# TASK REQUIREMENTS:
Below are entries. Pull out all lines containing "physical".

***** DATA ROWS *****

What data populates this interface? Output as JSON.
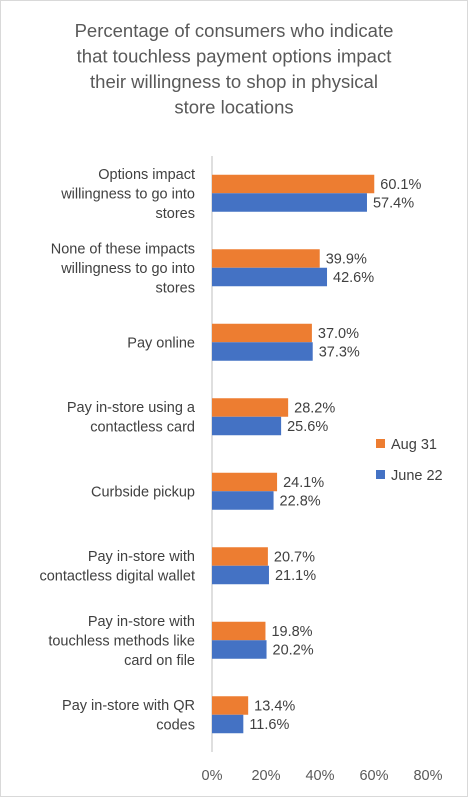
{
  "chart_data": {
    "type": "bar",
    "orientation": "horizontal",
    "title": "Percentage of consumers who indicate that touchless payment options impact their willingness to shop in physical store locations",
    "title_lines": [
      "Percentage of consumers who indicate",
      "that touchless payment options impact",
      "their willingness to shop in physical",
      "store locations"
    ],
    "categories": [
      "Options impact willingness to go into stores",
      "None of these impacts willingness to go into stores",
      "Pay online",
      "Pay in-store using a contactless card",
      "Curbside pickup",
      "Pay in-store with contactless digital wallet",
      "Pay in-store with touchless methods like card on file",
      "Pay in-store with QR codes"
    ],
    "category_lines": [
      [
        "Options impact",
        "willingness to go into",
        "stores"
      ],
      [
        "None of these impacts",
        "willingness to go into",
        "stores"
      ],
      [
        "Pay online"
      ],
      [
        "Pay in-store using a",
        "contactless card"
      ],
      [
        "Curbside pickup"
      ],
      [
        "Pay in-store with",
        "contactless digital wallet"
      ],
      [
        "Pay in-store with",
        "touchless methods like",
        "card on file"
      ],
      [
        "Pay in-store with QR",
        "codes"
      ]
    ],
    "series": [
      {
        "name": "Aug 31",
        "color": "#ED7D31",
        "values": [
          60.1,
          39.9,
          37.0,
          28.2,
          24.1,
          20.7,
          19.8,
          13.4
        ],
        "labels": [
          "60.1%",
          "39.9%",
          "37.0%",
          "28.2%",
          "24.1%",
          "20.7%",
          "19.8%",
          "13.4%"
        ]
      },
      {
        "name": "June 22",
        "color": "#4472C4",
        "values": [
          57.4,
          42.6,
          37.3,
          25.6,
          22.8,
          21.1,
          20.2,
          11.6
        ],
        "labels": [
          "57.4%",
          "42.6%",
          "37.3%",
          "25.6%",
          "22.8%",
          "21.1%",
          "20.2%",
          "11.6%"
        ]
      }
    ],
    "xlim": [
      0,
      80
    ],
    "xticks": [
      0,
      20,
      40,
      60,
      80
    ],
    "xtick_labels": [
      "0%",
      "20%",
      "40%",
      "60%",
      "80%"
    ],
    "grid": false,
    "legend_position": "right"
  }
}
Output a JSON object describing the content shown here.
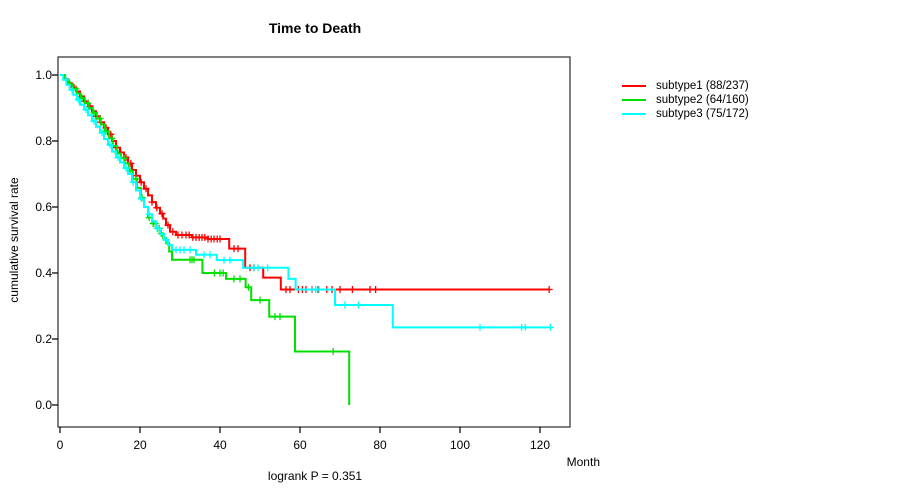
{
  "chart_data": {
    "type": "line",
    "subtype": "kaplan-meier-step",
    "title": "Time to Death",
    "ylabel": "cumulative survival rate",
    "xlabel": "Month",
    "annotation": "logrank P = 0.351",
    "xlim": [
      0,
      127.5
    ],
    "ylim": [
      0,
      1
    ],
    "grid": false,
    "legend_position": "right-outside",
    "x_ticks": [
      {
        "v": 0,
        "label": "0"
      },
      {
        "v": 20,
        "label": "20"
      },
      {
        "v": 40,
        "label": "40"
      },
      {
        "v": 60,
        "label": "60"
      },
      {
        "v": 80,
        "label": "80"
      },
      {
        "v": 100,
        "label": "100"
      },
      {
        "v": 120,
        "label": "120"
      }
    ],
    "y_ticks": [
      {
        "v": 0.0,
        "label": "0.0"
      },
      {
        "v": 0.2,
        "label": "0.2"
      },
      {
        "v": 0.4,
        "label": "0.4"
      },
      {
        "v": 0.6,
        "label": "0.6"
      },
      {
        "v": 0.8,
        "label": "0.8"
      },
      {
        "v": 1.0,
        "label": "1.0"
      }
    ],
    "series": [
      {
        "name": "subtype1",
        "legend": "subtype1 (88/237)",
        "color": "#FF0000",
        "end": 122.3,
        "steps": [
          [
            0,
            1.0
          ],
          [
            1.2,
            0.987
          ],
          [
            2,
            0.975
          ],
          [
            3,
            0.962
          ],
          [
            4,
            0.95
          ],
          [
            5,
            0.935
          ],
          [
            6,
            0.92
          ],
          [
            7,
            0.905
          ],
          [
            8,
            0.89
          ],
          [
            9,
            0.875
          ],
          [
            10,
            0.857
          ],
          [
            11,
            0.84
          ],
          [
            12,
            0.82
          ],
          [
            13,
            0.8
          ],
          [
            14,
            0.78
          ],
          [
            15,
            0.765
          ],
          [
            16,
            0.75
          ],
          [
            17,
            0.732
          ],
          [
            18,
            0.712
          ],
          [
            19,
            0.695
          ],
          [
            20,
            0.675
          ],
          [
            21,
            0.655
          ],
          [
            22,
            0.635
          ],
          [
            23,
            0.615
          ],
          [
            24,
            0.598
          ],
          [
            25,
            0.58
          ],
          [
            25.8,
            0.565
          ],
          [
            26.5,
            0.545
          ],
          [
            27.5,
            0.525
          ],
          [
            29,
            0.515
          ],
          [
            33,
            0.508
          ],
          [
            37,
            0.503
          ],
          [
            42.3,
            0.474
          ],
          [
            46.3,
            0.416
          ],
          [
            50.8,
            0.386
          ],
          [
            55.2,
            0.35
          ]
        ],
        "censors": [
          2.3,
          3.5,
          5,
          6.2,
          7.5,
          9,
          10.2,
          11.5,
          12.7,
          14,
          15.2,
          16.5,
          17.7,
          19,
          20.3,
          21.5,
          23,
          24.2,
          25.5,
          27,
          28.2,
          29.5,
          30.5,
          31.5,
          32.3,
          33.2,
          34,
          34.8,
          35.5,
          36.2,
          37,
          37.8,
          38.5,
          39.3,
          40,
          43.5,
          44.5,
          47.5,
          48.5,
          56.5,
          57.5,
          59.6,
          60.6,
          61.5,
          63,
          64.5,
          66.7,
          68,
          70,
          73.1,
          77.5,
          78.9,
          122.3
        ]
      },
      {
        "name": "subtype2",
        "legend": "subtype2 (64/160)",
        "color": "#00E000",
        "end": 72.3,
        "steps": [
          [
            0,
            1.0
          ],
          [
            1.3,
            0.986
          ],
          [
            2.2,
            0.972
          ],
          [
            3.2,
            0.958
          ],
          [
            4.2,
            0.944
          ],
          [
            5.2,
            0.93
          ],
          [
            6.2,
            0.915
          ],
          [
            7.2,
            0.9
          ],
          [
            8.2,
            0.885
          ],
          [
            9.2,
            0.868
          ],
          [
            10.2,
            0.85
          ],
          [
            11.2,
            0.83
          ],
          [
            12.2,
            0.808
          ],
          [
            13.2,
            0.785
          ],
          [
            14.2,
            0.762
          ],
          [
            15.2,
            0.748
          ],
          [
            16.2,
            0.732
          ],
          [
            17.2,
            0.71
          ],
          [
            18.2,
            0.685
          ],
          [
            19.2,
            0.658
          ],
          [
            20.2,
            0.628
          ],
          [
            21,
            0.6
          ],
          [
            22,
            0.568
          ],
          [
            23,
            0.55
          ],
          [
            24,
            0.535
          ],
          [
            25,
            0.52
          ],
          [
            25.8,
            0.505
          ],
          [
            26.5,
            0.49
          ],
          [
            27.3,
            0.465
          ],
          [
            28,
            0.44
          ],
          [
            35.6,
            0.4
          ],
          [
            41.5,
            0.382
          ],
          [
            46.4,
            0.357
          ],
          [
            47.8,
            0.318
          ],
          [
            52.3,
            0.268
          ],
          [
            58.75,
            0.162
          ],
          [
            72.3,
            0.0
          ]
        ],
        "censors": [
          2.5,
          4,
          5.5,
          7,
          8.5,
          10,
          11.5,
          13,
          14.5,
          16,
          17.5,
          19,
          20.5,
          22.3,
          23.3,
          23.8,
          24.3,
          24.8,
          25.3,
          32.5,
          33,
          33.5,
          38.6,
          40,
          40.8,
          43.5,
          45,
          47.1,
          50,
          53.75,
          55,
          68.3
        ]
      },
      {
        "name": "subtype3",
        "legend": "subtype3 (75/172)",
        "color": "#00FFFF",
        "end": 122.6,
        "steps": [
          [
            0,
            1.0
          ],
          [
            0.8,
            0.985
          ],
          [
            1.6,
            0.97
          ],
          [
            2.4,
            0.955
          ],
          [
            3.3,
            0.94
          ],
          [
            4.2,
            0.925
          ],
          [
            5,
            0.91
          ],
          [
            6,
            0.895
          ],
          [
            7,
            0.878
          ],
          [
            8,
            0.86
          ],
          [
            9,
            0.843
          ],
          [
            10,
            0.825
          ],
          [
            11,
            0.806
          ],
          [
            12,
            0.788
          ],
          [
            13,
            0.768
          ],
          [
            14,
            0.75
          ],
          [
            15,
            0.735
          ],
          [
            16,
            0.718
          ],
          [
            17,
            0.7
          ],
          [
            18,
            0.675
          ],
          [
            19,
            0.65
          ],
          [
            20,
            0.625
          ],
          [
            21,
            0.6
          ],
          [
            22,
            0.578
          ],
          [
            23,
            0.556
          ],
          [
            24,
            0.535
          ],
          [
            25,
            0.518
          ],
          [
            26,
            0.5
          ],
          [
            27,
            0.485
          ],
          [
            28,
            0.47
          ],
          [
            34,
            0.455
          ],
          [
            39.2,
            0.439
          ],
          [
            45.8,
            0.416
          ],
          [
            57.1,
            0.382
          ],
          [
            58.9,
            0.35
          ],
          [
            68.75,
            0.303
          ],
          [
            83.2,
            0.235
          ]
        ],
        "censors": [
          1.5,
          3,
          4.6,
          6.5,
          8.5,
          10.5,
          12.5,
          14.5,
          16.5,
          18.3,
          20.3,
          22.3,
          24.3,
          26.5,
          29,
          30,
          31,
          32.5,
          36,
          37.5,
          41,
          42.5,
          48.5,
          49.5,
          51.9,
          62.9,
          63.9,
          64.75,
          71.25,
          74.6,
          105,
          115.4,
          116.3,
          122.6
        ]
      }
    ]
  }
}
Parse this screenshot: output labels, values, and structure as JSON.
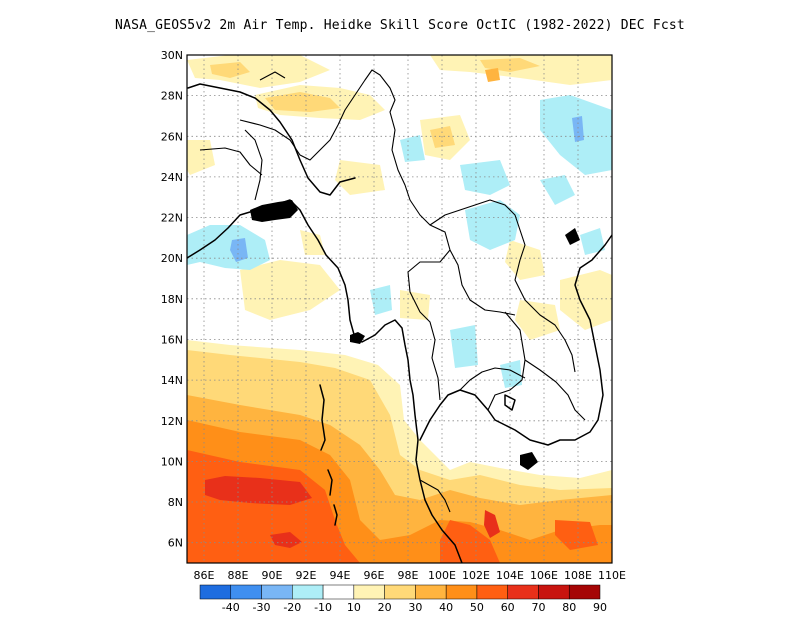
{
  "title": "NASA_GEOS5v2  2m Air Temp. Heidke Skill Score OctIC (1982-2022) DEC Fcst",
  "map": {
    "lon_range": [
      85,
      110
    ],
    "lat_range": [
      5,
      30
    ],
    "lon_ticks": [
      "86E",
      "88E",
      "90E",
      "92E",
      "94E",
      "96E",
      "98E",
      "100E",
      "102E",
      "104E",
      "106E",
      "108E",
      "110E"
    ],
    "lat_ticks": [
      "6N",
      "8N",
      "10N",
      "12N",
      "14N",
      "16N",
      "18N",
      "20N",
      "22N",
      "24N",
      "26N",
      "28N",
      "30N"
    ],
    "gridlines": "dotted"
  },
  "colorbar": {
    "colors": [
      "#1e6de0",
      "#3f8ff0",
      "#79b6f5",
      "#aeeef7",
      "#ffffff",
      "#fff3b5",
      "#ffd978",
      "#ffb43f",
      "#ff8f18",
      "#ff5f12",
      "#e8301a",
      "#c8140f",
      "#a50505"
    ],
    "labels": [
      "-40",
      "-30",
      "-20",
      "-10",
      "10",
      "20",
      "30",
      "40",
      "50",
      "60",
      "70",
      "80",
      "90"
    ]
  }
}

*****

# RESPONSE:
    "title": "Percentage of consumers who indicate that touchless payment options impact their willingness to shop in physical store locations",
      "their willingness to shop in physical",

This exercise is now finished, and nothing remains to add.